**Task requirements**
Locate the word "Extract" in the entries below, then gather every line that holds it.

## Start

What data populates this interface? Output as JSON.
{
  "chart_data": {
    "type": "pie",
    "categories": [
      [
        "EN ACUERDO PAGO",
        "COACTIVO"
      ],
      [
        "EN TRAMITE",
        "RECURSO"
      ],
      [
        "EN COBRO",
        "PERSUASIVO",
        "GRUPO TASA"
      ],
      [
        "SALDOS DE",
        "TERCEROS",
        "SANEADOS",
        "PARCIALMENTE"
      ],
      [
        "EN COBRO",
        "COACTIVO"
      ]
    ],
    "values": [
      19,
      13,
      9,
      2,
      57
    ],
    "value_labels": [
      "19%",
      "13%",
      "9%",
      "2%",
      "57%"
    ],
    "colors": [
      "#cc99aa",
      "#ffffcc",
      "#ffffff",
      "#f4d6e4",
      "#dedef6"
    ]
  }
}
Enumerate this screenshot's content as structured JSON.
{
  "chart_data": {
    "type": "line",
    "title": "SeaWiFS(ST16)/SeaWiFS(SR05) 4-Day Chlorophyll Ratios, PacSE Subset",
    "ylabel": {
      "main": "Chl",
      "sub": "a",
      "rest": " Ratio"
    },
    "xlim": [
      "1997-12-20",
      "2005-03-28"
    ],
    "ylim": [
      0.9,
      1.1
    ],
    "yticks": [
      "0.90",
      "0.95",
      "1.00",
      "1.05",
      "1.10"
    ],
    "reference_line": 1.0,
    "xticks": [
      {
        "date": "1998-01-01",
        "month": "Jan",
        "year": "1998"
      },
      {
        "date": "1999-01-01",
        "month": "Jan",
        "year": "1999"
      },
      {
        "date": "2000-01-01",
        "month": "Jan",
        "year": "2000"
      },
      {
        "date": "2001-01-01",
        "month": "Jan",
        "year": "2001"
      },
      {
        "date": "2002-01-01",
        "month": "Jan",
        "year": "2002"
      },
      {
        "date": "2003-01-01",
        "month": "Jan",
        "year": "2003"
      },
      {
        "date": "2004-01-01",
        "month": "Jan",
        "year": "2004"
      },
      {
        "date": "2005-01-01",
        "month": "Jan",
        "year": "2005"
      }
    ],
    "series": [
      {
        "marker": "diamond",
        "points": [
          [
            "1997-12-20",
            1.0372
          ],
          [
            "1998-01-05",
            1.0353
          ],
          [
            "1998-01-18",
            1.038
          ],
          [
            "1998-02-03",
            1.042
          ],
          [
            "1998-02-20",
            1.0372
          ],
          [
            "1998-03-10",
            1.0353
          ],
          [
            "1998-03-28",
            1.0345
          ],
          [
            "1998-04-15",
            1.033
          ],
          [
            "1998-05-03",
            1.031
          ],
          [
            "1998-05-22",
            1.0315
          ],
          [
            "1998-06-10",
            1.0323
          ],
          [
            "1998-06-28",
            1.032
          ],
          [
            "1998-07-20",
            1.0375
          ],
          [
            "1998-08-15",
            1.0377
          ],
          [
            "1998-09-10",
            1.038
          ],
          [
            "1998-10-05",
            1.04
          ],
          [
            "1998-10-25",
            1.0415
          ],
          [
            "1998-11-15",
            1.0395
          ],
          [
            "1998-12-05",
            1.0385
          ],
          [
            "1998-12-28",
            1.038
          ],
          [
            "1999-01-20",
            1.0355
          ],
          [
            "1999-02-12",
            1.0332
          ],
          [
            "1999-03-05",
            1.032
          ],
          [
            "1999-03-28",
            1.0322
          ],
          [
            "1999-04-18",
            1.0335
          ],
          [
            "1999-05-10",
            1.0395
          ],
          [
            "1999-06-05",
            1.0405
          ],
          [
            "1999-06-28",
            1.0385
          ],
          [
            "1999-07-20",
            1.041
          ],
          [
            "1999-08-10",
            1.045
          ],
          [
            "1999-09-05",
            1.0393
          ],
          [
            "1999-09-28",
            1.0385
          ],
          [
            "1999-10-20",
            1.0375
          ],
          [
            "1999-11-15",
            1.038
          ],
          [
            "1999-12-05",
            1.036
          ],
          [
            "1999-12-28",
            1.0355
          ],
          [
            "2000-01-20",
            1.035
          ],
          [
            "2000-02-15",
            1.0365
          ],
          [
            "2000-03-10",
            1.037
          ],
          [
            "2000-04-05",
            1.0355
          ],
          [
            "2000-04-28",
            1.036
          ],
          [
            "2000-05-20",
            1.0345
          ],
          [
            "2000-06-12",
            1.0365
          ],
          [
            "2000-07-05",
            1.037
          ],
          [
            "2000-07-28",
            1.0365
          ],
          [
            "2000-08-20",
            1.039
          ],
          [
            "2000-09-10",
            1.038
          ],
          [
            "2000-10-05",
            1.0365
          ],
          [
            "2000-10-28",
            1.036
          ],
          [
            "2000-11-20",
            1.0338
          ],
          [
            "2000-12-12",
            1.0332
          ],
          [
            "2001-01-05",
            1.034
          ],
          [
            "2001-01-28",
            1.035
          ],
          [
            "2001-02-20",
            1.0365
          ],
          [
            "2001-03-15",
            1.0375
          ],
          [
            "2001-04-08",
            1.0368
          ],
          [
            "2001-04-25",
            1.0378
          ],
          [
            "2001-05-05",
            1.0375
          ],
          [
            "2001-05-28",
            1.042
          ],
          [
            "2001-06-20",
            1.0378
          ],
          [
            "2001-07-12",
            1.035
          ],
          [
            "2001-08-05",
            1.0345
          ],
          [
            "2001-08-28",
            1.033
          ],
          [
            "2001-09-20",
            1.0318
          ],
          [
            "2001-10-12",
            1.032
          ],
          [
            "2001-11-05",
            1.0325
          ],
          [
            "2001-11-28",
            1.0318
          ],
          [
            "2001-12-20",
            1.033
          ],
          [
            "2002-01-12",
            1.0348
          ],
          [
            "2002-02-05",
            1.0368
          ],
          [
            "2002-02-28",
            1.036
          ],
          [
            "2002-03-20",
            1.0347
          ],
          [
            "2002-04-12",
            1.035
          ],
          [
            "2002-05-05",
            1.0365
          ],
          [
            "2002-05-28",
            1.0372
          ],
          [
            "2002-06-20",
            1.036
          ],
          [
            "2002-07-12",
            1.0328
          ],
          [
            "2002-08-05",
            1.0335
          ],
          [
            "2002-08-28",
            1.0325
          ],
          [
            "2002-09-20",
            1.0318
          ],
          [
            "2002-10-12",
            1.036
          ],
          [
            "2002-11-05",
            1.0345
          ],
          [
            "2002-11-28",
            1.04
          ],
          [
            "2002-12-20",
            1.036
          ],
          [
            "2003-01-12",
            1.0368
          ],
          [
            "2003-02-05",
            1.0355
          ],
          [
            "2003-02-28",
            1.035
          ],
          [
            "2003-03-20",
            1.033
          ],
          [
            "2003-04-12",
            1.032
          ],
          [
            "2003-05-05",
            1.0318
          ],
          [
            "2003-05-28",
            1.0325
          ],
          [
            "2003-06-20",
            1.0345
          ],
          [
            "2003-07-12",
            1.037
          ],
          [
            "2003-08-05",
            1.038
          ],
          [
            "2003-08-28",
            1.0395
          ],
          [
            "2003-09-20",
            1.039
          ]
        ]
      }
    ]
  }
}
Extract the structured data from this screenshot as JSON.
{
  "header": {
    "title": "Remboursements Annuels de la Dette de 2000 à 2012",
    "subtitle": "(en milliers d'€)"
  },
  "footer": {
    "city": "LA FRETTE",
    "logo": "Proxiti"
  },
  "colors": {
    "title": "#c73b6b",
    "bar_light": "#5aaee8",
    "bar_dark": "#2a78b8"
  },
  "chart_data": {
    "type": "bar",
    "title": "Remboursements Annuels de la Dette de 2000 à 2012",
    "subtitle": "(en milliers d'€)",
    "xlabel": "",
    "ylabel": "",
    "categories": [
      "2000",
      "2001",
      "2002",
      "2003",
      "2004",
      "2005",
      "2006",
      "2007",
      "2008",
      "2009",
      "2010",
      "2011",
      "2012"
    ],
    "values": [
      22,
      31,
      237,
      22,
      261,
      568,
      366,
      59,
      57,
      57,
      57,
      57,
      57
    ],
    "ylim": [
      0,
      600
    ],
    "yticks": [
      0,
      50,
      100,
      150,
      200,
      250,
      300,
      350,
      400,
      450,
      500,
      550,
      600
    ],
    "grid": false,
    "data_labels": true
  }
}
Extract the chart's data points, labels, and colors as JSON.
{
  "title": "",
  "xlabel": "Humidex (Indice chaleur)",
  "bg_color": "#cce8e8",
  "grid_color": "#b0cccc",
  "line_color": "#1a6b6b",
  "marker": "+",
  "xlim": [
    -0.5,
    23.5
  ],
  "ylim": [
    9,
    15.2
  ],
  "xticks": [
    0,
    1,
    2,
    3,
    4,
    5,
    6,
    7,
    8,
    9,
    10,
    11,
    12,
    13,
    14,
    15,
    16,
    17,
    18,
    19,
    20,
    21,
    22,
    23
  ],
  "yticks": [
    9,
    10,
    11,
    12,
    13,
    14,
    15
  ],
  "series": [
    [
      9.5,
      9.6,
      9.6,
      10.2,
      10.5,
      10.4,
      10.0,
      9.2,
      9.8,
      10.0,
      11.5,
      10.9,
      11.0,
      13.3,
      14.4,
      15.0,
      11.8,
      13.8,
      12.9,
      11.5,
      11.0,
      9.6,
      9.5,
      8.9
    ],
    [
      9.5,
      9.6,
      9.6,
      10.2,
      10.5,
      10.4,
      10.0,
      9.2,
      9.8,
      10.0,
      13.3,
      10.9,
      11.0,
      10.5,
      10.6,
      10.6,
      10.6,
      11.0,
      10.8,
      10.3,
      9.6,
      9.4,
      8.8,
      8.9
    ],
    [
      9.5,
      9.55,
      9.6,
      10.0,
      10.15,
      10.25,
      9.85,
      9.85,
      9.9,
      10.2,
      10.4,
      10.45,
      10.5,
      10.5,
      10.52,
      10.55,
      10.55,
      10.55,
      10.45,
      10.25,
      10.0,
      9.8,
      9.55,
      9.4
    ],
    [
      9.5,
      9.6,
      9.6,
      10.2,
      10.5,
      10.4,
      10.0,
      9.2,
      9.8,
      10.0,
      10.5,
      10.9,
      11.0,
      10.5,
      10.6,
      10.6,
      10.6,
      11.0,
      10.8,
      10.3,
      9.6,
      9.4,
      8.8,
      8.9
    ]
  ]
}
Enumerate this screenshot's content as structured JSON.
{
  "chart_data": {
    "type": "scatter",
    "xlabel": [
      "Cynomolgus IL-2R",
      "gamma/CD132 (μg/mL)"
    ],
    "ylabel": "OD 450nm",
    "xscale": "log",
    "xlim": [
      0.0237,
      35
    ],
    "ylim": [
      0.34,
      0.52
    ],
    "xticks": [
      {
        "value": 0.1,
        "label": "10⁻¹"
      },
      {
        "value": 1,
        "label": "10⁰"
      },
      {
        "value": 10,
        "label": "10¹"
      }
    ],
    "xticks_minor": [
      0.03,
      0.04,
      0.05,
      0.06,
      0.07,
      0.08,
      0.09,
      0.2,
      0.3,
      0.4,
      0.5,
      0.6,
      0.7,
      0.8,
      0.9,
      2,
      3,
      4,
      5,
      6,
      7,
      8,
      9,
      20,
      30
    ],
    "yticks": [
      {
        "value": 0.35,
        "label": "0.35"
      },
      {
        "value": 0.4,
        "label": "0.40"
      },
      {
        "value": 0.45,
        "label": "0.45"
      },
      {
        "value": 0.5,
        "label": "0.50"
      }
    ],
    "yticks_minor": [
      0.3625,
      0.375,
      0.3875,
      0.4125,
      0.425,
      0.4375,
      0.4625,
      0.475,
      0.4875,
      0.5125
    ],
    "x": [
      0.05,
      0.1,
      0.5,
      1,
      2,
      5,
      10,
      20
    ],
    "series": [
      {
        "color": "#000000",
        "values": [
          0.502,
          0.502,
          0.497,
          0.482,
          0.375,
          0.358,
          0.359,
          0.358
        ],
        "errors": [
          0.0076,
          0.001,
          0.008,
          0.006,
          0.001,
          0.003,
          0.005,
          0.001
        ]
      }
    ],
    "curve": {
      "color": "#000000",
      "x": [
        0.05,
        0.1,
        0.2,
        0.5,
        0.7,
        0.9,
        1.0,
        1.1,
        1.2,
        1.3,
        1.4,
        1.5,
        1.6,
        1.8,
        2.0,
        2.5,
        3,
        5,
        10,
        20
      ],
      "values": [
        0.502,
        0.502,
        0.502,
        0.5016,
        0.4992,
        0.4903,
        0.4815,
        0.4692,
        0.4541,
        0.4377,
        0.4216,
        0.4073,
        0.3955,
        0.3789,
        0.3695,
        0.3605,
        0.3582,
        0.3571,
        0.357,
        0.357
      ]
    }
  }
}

## End

**Response**
Extract the structured data from this screenshot as JSON.
Extract the chart's data points, labels, and colors as JSON.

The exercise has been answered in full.